• [Task prompt]
What lines of the data hold the string "phường"? Pull each one out.

Start

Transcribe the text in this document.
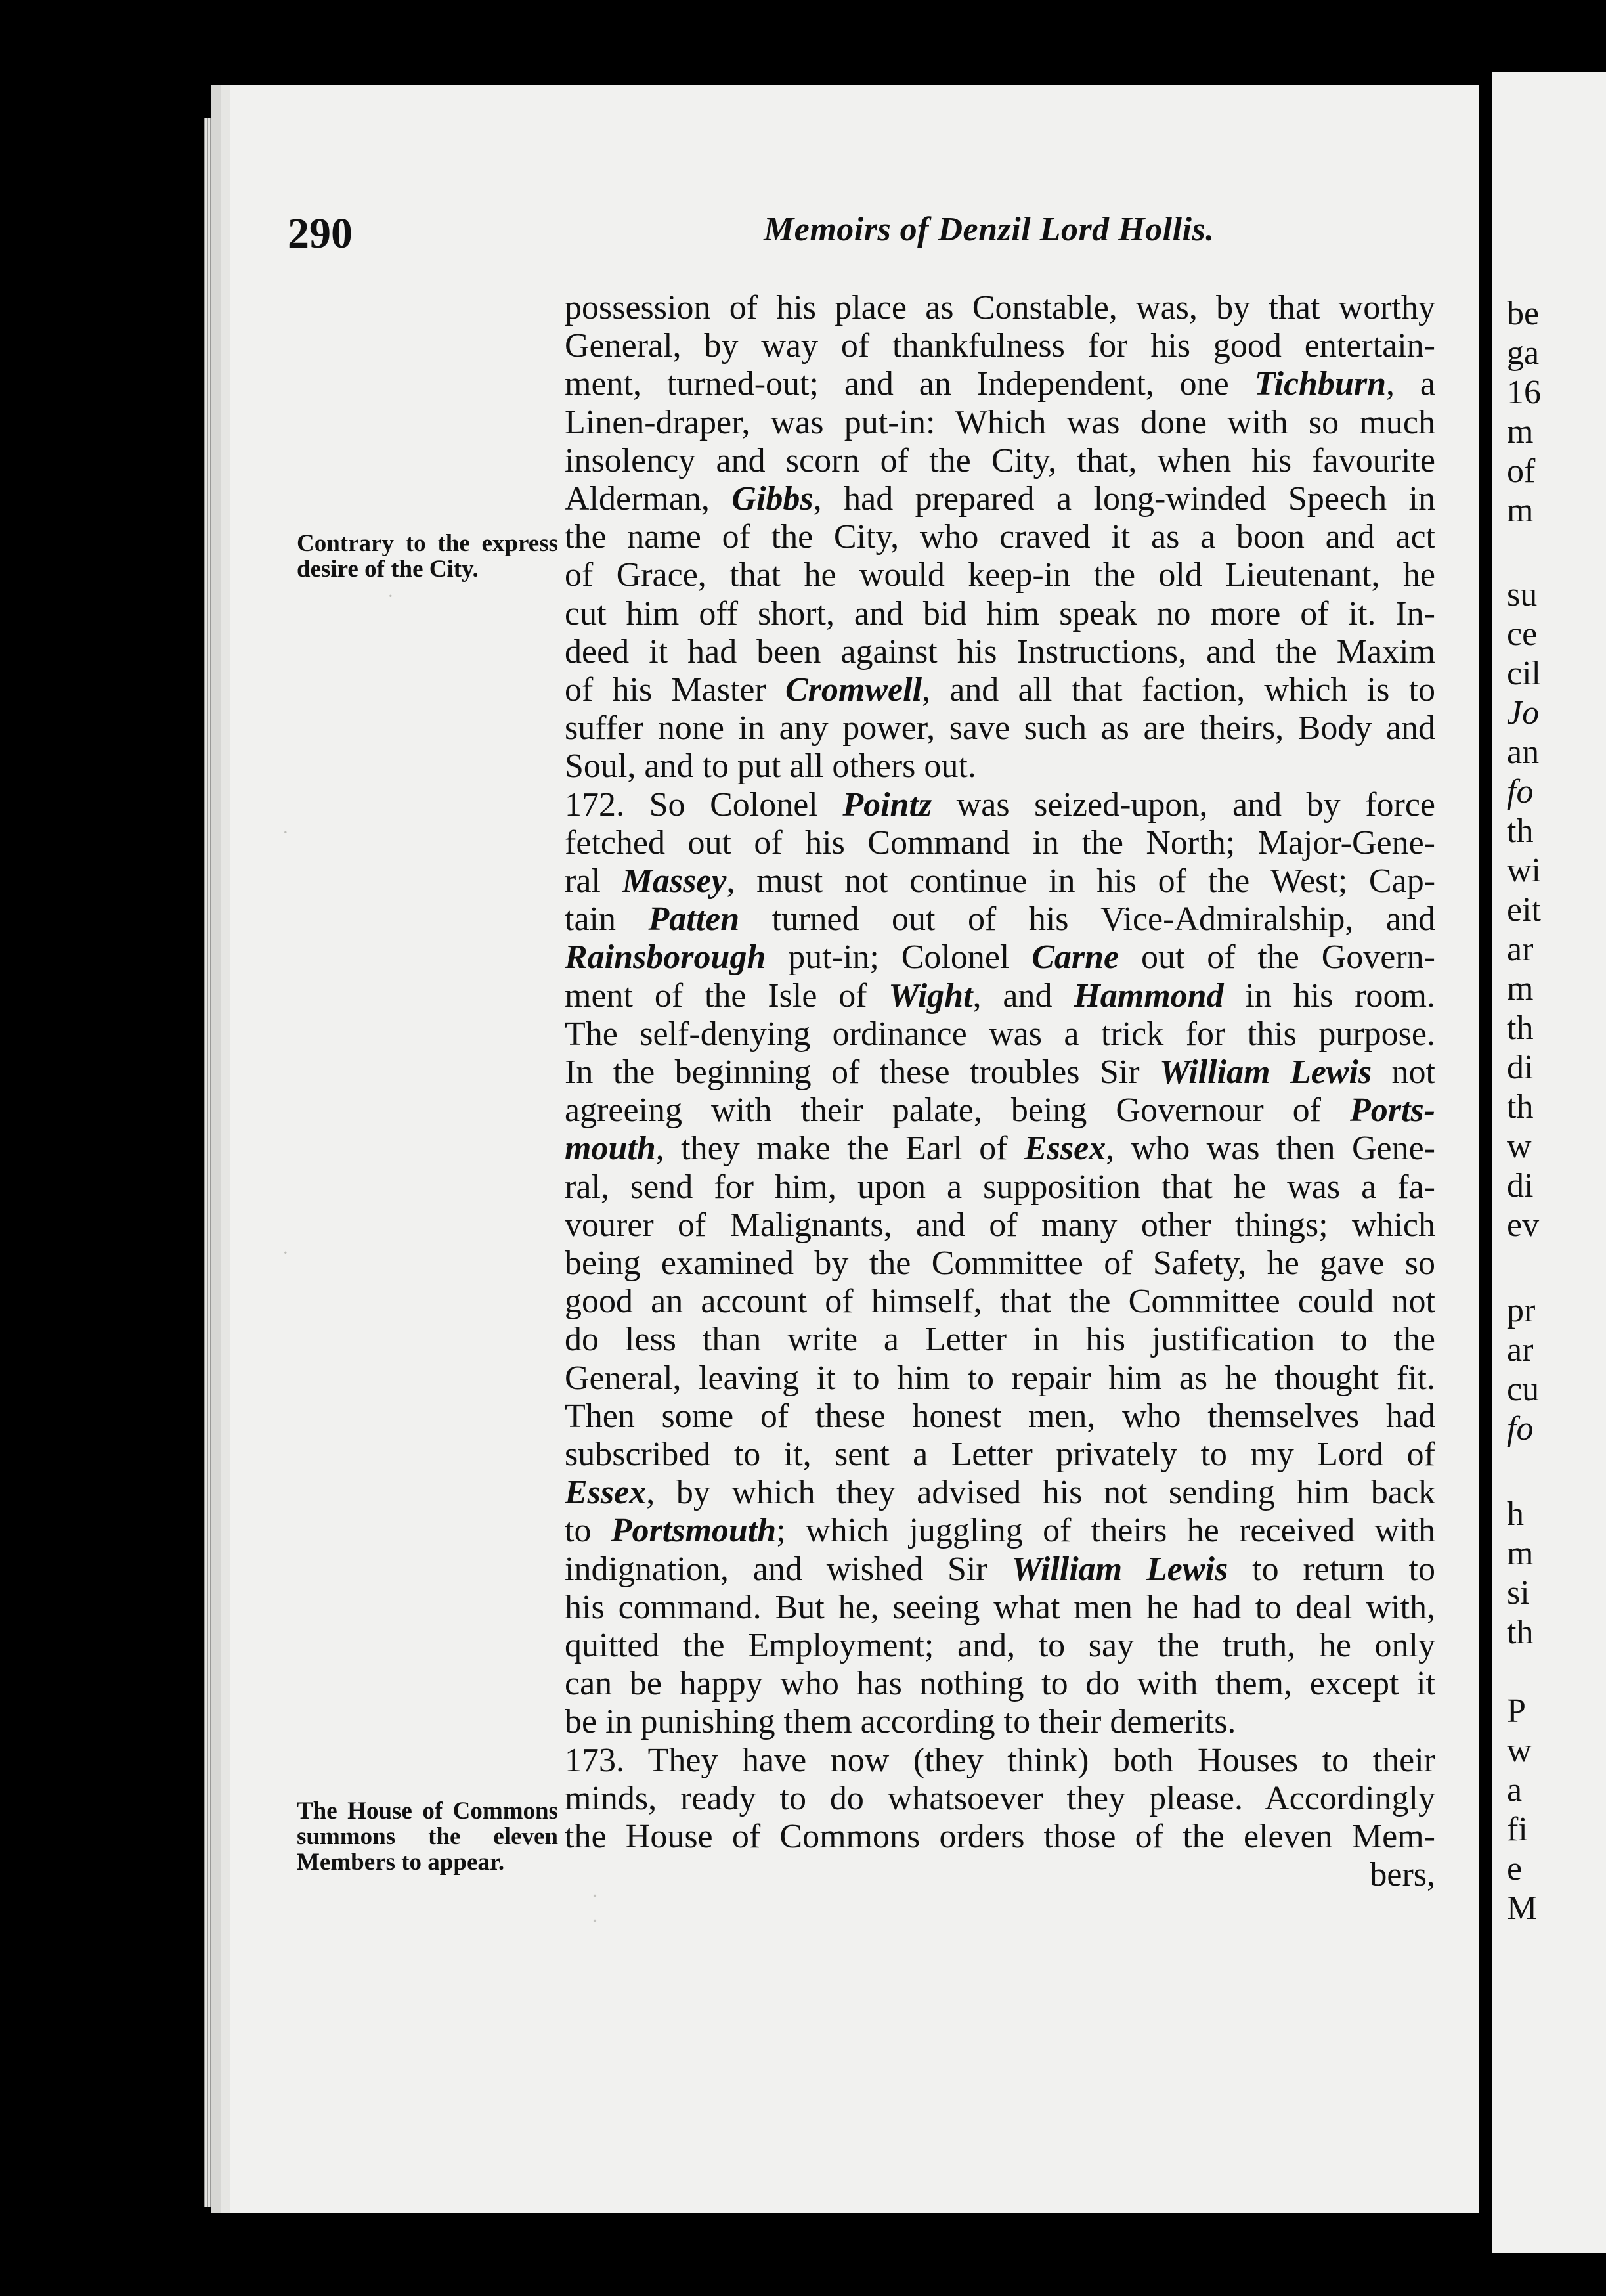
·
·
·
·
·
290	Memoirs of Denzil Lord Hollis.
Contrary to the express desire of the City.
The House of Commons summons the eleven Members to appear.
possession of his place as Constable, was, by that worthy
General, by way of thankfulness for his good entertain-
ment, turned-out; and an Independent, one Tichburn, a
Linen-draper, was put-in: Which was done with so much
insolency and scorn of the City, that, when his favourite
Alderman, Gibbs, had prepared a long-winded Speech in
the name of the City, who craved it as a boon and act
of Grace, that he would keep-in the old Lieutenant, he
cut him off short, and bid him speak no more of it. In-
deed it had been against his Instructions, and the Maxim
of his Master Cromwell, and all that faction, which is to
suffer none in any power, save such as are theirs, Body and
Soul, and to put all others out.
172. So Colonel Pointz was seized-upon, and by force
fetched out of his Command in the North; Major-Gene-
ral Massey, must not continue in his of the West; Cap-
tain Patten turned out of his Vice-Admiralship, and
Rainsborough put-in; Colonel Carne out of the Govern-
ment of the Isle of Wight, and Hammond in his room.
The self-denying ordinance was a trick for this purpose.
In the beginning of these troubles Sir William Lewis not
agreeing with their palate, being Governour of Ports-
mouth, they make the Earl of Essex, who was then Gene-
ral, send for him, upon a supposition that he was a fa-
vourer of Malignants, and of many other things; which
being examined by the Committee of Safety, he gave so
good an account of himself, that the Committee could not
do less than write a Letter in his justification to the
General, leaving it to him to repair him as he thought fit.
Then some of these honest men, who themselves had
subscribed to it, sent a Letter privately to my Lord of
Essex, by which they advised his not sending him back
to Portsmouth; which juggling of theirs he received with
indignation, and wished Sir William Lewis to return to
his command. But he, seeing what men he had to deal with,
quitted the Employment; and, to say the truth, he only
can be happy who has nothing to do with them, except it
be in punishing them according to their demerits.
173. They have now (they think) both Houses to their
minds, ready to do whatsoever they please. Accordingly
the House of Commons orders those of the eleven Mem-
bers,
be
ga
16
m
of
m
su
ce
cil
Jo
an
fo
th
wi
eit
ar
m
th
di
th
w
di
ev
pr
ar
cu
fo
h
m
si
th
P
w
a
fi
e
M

End
Start

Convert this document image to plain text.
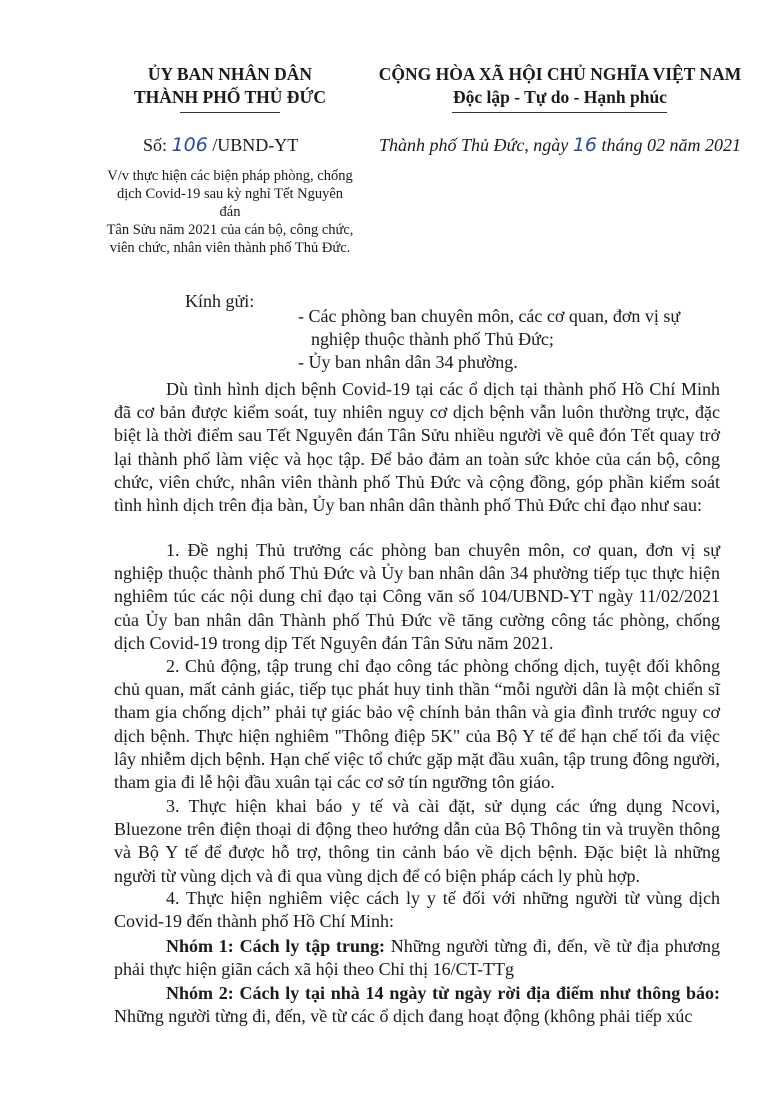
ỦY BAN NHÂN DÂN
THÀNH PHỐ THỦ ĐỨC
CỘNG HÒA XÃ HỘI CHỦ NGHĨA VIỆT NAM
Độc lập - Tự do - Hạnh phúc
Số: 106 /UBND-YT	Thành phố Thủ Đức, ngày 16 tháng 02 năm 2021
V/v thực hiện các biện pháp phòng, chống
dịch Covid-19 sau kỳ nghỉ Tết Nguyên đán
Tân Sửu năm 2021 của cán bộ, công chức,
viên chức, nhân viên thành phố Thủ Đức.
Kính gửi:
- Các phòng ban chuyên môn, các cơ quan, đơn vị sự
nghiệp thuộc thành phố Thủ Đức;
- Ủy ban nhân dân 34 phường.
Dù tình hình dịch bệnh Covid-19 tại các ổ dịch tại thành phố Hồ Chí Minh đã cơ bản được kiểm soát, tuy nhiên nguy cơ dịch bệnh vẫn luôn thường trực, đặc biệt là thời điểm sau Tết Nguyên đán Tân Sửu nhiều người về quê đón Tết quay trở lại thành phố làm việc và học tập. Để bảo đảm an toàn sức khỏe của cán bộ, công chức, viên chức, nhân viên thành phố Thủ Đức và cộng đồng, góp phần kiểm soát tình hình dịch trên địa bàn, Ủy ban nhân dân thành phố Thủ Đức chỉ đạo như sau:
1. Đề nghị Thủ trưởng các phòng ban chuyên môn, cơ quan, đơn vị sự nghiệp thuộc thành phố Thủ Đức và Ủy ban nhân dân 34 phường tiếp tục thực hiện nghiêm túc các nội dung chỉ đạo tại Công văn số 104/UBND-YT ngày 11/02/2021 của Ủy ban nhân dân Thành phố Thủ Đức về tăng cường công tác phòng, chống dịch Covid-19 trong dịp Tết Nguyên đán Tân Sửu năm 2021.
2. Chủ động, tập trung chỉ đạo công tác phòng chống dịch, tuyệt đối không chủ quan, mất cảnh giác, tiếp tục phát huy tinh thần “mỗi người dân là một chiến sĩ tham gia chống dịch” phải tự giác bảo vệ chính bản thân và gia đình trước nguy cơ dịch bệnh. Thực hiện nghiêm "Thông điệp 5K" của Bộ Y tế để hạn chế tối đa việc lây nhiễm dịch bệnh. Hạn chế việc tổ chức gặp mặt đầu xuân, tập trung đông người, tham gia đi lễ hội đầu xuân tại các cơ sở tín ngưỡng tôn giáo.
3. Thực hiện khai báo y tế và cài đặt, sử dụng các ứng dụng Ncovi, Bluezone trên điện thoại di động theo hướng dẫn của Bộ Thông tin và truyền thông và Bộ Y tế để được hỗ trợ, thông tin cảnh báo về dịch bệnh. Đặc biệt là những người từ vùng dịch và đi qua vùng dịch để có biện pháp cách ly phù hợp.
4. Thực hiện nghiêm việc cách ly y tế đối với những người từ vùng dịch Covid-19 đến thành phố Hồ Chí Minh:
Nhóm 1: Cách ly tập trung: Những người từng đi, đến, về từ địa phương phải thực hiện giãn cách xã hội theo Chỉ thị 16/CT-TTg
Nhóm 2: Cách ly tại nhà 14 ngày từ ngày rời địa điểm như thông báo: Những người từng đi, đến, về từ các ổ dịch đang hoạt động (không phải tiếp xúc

End
Start

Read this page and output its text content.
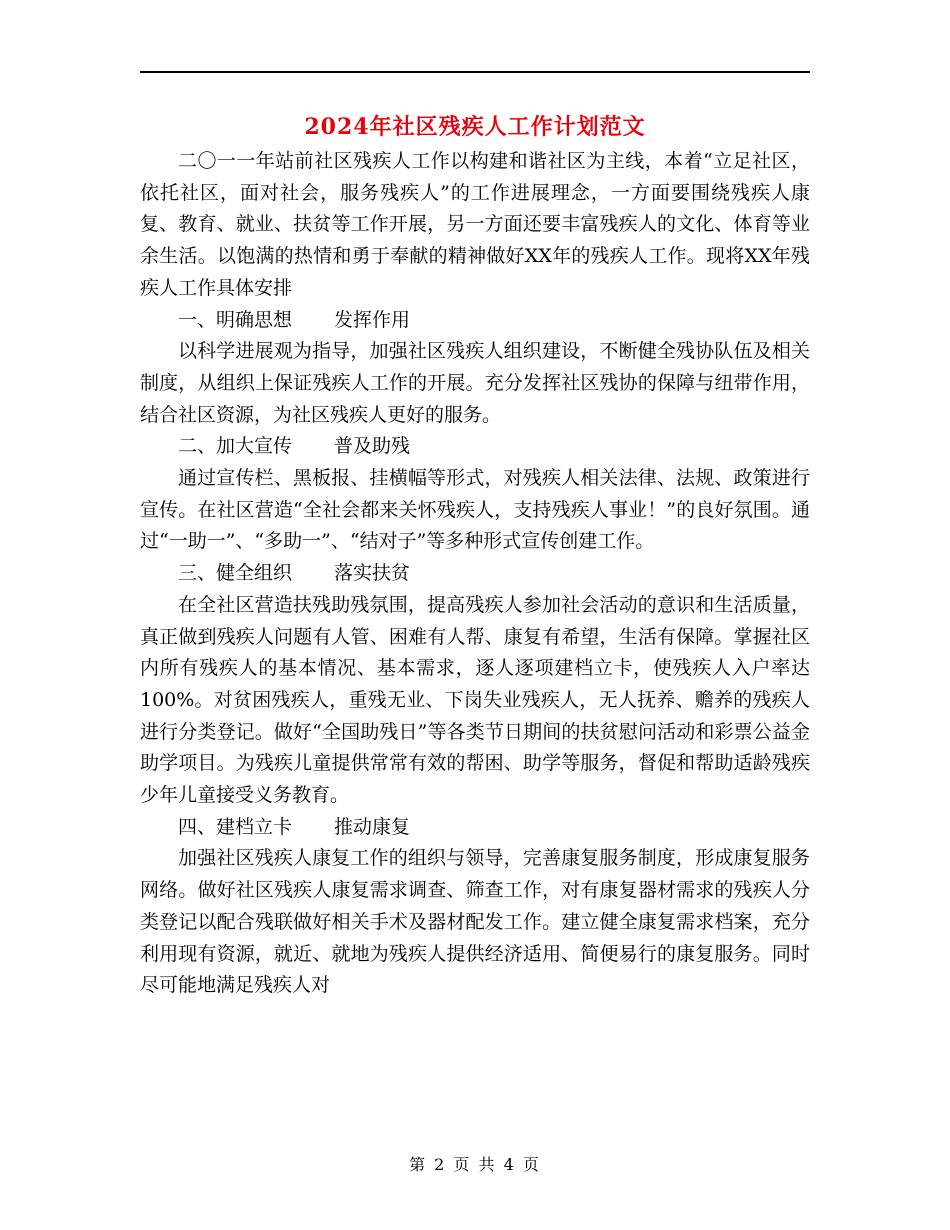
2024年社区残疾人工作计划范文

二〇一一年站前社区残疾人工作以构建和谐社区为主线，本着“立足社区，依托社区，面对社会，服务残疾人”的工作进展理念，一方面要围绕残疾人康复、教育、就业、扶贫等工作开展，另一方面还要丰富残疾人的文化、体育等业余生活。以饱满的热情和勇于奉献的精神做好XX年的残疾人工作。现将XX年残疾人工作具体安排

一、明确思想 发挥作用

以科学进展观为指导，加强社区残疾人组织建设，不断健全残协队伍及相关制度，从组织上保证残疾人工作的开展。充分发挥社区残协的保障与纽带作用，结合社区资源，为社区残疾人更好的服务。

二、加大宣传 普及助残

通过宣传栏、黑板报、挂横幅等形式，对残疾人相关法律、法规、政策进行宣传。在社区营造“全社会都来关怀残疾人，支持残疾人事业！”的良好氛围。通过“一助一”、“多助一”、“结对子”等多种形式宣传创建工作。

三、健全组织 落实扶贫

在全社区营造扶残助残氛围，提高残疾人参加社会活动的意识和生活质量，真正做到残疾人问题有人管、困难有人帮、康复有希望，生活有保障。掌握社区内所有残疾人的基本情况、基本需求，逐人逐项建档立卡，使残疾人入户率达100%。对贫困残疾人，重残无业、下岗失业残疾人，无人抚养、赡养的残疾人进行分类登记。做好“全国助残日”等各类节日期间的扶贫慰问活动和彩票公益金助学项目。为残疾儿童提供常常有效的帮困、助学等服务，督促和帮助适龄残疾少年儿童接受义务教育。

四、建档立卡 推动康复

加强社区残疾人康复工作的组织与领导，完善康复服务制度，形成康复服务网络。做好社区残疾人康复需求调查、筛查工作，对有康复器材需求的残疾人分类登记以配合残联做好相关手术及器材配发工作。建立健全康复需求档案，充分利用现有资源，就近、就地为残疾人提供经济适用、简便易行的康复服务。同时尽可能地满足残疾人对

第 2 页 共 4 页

End

• [The response]
- Ủy ban nhân dân 34 phường.
1. Đề nghị Thủ trưởng các phòng ban chuyên môn, cơ quan, đơn vị sự nghiệp thuộc thành phố Thủ Đức và Ủy ban nhân dân 34 phường tiếp tục thực hiện nghiêm túc các nội dung chỉ đạo tại Công văn số 104/UBND-YT ngày 11/02/2021 của Ủy ban nhân dân Thành phố Thủ Đức về tăng cường công tác phòng, chống dịch Covid-19 trong dịp Tết Nguyên đán Tân Sửu năm 2021.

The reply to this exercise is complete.